*WHAT IS ASKED:*
Entries follow. Set all of them down as they stand.

*RAW DATA:*
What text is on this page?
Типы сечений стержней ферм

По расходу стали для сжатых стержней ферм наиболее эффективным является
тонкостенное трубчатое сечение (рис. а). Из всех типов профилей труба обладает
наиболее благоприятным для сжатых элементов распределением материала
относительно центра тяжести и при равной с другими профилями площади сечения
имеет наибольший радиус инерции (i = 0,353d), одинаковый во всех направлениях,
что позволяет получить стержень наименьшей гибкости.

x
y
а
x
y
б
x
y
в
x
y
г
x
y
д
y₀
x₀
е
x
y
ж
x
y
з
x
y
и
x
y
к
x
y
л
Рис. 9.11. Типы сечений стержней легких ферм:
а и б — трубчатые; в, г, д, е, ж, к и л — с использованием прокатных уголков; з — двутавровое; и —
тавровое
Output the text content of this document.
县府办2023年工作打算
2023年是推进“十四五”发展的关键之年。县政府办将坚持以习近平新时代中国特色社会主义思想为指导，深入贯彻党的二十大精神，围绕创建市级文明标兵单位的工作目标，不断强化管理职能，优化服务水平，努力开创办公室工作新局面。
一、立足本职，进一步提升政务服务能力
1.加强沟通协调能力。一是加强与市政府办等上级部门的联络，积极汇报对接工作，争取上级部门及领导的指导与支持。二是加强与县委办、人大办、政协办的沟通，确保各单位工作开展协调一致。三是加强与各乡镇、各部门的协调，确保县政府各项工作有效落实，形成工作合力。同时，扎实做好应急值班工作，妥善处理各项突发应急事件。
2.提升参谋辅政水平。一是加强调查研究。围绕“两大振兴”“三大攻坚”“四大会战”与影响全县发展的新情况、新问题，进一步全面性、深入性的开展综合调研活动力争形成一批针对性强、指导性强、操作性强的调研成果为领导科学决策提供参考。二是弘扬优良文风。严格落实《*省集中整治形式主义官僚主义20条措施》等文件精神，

*IN RESPONSE:*
What text is on this page?
Типы сечений стержней ферм

По расходу стали для сжатых стержней ферм наиболее эффективным является
тонкостенное трубчатое сечение (рис. а). Из всех типов профилей труба обладает
наиболее благоприятным для сжатых элементов распределением материала
относительно центра тяжести и при равной с другими профилями площади сечения
имеет наибольший радиус инерции (i = 0,353d), одинаковый во всех направлениях,
что позволяет получить стержень наименьшей гибкости.

x
y
а
x
y
б
x
y
в
x
y
г
x
y
д
y₀
x₀
е
x
y
ж
x
y
з
x
y
и
x
y
к
x
y
л
Рис. 9.11. Типы сечений стержней легких ферм:
а и б — трубчатые; в, г, д, е, ж, к и л — с использованием прокатных уголков; з — двутавровое; и —
тавровое
Output the text content of this document.
县府办2023年工作打算
2023年是推进“十四五”发展的关键之年。县政府办将坚持以习近平新时代中国特色社会主义思想为指导，深入贯彻党的二十大精神，围绕创建市级文明标兵单位的工作目标，不断强化管理职能，优化服务水平，努力开创办公室工作新局面。
一、立足本职，进一步提升政务服务能力
1.加强沟通协调能力。一是加强与市政府办等上级部门的联络，积极汇报对接工作，争取上级部门及领导的指导与支持。二是加强与县委办、人大办、政协办的沟通，确保各单位工作开展协调一致。三是加强与各乡镇、各部门的协调，确保县政府各项工作有效落实，形成工作合力。同时，扎实做好应急值班工作，妥善处理各项突发应急事件。
2.提升参谋辅政水平。一是加强调查研究。围绕“两大振兴”“三大攻坚”“四大会战”与影响全县发展的新情况、新问题，进一步全面性、深入性的开展综合调研活动力争形成一批针对性强、指导性强、操作性强的调研成果为领导科学决策提供参考。二是弘扬优良文风。严格落实《*省集中整治形式主义官僚主义20条措施》等文件精神，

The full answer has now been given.